--- Begin Task inputs ---

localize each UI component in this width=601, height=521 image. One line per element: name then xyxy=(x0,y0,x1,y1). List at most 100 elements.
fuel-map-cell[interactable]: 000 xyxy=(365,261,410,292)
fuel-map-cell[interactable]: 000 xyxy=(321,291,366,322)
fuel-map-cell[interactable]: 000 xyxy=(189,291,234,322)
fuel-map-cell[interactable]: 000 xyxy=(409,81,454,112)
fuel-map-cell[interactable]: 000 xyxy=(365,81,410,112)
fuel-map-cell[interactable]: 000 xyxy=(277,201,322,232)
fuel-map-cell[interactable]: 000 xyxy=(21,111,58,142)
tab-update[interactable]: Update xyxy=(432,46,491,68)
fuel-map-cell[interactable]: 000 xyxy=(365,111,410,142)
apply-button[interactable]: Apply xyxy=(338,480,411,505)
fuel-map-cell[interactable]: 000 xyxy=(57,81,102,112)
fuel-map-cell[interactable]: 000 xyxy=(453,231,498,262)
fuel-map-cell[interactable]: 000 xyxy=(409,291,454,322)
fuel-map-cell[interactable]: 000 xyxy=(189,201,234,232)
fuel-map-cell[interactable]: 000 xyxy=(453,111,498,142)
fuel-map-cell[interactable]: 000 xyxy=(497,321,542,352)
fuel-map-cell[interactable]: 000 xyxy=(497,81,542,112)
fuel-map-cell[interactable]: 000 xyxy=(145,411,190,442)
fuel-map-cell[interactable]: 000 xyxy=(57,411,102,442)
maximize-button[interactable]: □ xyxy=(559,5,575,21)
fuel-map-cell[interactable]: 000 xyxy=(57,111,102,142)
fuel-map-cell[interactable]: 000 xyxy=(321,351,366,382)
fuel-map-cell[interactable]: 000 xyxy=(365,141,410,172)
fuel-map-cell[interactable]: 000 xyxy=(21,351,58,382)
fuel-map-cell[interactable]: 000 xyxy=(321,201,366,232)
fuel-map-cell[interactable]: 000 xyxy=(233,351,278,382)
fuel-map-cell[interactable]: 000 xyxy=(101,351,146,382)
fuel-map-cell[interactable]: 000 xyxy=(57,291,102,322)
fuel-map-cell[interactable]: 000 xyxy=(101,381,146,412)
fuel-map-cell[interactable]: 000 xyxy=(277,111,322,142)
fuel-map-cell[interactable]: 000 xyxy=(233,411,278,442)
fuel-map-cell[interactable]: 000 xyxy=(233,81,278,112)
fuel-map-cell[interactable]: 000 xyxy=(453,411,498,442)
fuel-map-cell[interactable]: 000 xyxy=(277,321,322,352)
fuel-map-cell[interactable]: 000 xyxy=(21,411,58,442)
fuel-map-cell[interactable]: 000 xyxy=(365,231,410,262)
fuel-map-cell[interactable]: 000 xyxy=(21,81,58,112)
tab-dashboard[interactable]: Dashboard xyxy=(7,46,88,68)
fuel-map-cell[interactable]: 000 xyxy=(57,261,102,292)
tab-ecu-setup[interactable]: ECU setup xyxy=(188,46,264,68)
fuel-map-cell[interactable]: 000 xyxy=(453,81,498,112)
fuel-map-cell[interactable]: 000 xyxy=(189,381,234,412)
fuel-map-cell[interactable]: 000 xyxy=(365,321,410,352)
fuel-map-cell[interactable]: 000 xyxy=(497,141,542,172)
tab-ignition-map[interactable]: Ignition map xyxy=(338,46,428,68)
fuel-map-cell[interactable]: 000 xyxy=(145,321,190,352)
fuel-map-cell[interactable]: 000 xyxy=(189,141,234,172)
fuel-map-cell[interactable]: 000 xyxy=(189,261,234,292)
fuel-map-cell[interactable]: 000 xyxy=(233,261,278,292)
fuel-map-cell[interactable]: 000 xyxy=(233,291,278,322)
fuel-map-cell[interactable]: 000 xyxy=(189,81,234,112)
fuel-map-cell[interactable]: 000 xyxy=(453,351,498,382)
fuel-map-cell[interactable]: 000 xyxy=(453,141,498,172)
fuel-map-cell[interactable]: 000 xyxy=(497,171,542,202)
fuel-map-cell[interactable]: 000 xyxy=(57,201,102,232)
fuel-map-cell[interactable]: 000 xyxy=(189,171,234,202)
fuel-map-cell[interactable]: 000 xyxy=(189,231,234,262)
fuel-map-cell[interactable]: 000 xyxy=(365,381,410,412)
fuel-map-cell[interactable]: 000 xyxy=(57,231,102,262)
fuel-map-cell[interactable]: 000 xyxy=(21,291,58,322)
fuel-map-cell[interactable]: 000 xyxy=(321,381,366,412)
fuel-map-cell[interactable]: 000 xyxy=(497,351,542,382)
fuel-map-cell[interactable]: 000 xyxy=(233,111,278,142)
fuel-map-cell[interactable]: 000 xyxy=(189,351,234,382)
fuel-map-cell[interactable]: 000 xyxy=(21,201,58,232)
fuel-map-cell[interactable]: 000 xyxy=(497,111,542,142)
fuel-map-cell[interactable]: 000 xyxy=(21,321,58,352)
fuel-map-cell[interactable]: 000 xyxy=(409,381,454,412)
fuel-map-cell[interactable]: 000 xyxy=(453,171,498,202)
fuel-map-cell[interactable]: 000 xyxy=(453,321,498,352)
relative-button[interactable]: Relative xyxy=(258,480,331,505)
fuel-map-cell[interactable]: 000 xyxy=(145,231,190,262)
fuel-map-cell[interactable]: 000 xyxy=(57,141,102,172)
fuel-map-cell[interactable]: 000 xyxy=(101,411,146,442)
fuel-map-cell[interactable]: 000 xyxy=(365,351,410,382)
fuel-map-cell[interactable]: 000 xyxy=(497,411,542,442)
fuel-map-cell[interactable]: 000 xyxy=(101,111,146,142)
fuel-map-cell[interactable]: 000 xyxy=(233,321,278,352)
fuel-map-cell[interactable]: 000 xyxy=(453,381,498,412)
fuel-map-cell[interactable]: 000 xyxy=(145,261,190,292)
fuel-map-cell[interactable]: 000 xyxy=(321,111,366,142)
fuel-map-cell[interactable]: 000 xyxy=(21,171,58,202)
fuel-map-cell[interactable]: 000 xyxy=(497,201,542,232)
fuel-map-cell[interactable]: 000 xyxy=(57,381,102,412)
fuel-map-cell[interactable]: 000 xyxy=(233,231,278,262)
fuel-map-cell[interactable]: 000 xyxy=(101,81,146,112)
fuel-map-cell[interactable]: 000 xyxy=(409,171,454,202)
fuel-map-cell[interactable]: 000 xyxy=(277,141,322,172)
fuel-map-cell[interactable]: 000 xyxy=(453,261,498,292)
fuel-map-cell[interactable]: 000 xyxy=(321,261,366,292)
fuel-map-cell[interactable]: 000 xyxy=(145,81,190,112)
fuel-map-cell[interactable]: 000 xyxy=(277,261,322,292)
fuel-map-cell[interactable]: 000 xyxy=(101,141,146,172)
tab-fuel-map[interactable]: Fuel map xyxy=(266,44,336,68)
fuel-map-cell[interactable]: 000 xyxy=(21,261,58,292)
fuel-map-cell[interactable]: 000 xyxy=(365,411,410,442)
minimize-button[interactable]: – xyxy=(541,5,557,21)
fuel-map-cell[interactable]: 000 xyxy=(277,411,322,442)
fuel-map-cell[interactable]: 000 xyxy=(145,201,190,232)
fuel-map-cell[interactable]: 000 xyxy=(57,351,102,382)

--- End Task inputs ---

» **Task description**
Please copy the data above line for line, changing nothing.

» **Complete output**
localize each UI component in this width=601, height=521 image. One line per element: name then xyxy=(x0,y0,x1,y1). List at most 100 elements.
fuel-map-cell[interactable]: 000 xyxy=(365,261,410,292)
fuel-map-cell[interactable]: 000 xyxy=(321,291,366,322)
fuel-map-cell[interactable]: 000 xyxy=(189,291,234,322)
fuel-map-cell[interactable]: 000 xyxy=(409,81,454,112)
fuel-map-cell[interactable]: 000 xyxy=(365,81,410,112)
fuel-map-cell[interactable]: 000 xyxy=(277,201,322,232)
fuel-map-cell[interactable]: 000 xyxy=(21,111,58,142)
tab-update[interactable]: Update xyxy=(432,46,491,68)
fuel-map-cell[interactable]: 000 xyxy=(365,111,410,142)
apply-button[interactable]: Apply xyxy=(338,480,411,505)
fuel-map-cell[interactable]: 000 xyxy=(57,81,102,112)
fuel-map-cell[interactable]: 000 xyxy=(453,231,498,262)
fuel-map-cell[interactable]: 000 xyxy=(409,291,454,322)
fuel-map-cell[interactable]: 000 xyxy=(189,201,234,232)
fuel-map-cell[interactable]: 000 xyxy=(453,111,498,142)
fuel-map-cell[interactable]: 000 xyxy=(497,321,542,352)
fuel-map-cell[interactable]: 000 xyxy=(497,81,542,112)
fuel-map-cell[interactable]: 000 xyxy=(145,411,190,442)
fuel-map-cell[interactable]: 000 xyxy=(57,411,102,442)
maximize-button[interactable]: □ xyxy=(559,5,575,21)
fuel-map-cell[interactable]: 000 xyxy=(57,111,102,142)
fuel-map-cell[interactable]: 000 xyxy=(321,351,366,382)
fuel-map-cell[interactable]: 000 xyxy=(365,141,410,172)
fuel-map-cell[interactable]: 000 xyxy=(21,351,58,382)
fuel-map-cell[interactable]: 000 xyxy=(321,201,366,232)
fuel-map-cell[interactable]: 000 xyxy=(233,351,278,382)
fuel-map-cell[interactable]: 000 xyxy=(101,351,146,382)
fuel-map-cell[interactable]: 000 xyxy=(57,291,102,322)
fuel-map-cell[interactable]: 000 xyxy=(101,381,146,412)
fuel-map-cell[interactable]: 000 xyxy=(277,111,322,142)
fuel-map-cell[interactable]: 000 xyxy=(233,411,278,442)
fuel-map-cell[interactable]: 000 xyxy=(233,81,278,112)
fuel-map-cell[interactable]: 000 xyxy=(453,411,498,442)
fuel-map-cell[interactable]: 000 xyxy=(277,321,322,352)
fuel-map-cell[interactable]: 000 xyxy=(21,411,58,442)
fuel-map-cell[interactable]: 000 xyxy=(365,231,410,262)
fuel-map-cell[interactable]: 000 xyxy=(21,81,58,112)
tab-dashboard[interactable]: Dashboard xyxy=(7,46,88,68)
fuel-map-cell[interactable]: 000 xyxy=(57,261,102,292)
tab-ecu-setup[interactable]: ECU setup xyxy=(188,46,264,68)
fuel-map-cell[interactable]: 000 xyxy=(453,81,498,112)
fuel-map-cell[interactable]: 000 xyxy=(189,381,234,412)
fuel-map-cell[interactable]: 000 xyxy=(365,321,410,352)
fuel-map-cell[interactable]: 000 xyxy=(497,141,542,172)
tab-ignition-map[interactable]: Ignition map xyxy=(338,46,428,68)
fuel-map-cell[interactable]: 000 xyxy=(145,321,190,352)
fuel-map-cell[interactable]: 000 xyxy=(189,141,234,172)
fuel-map-cell[interactable]: 000 xyxy=(189,261,234,292)
fuel-map-cell[interactable]: 000 xyxy=(233,261,278,292)
fuel-map-cell[interactable]: 000 xyxy=(233,291,278,322)
fuel-map-cell[interactable]: 000 xyxy=(189,81,234,112)
fuel-map-cell[interactable]: 000 xyxy=(453,351,498,382)
fuel-map-cell[interactable]: 000 xyxy=(453,141,498,172)
fuel-map-cell[interactable]: 000 xyxy=(497,171,542,202)
fuel-map-cell[interactable]: 000 xyxy=(57,201,102,232)
fuel-map-cell[interactable]: 000 xyxy=(189,171,234,202)
fuel-map-cell[interactable]: 000 xyxy=(189,231,234,262)
fuel-map-cell[interactable]: 000 xyxy=(365,381,410,412)
fuel-map-cell[interactable]: 000 xyxy=(57,231,102,262)
fuel-map-cell[interactable]: 000 xyxy=(21,291,58,322)
fuel-map-cell[interactable]: 000 xyxy=(321,381,366,412)
fuel-map-cell[interactable]: 000 xyxy=(497,351,542,382)
fuel-map-cell[interactable]: 000 xyxy=(233,111,278,142)
fuel-map-cell[interactable]: 000 xyxy=(189,351,234,382)
fuel-map-cell[interactable]: 000 xyxy=(21,201,58,232)
fuel-map-cell[interactable]: 000 xyxy=(497,111,542,142)
fuel-map-cell[interactable]: 000 xyxy=(21,321,58,352)
fuel-map-cell[interactable]: 000 xyxy=(409,381,454,412)
fuel-map-cell[interactable]: 000 xyxy=(453,171,498,202)
fuel-map-cell[interactable]: 000 xyxy=(453,321,498,352)
relative-button[interactable]: Relative xyxy=(258,480,331,505)
fuel-map-cell[interactable]: 000 xyxy=(145,231,190,262)
fuel-map-cell[interactable]: 000 xyxy=(57,141,102,172)
fuel-map-cell[interactable]: 000 xyxy=(101,411,146,442)
fuel-map-cell[interactable]: 000 xyxy=(365,351,410,382)
fuel-map-cell[interactable]: 000 xyxy=(497,411,542,442)
fuel-map-cell[interactable]: 000 xyxy=(101,111,146,142)
fuel-map-cell[interactable]: 000 xyxy=(233,321,278,352)
fuel-map-cell[interactable]: 000 xyxy=(453,381,498,412)
fuel-map-cell[interactable]: 000 xyxy=(145,261,190,292)
fuel-map-cell[interactable]: 000 xyxy=(321,111,366,142)
fuel-map-cell[interactable]: 000 xyxy=(21,171,58,202)
fuel-map-cell[interactable]: 000 xyxy=(497,201,542,232)
fuel-map-cell[interactable]: 000 xyxy=(57,381,102,412)
fuel-map-cell[interactable]: 000 xyxy=(233,231,278,262)
fuel-map-cell[interactable]: 000 xyxy=(101,81,146,112)
fuel-map-cell[interactable]: 000 xyxy=(409,171,454,202)
fuel-map-cell[interactable]: 000 xyxy=(277,141,322,172)
fuel-map-cell[interactable]: 000 xyxy=(453,261,498,292)
fuel-map-cell[interactable]: 000 xyxy=(321,261,366,292)
fuel-map-cell[interactable]: 000 xyxy=(145,81,190,112)
fuel-map-cell[interactable]: 000 xyxy=(277,261,322,292)
fuel-map-cell[interactable]: 000 xyxy=(101,141,146,172)
tab-fuel-map[interactable]: Fuel map xyxy=(266,44,336,68)
fuel-map-cell[interactable]: 000 xyxy=(21,261,58,292)
fuel-map-cell[interactable]: 000 xyxy=(365,411,410,442)
minimize-button[interactable]: – xyxy=(541,5,557,21)
fuel-map-cell[interactable]: 000 xyxy=(277,411,322,442)
fuel-map-cell[interactable]: 000 xyxy=(145,201,190,232)
fuel-map-cell[interactable]: 000 xyxy=(57,351,102,382)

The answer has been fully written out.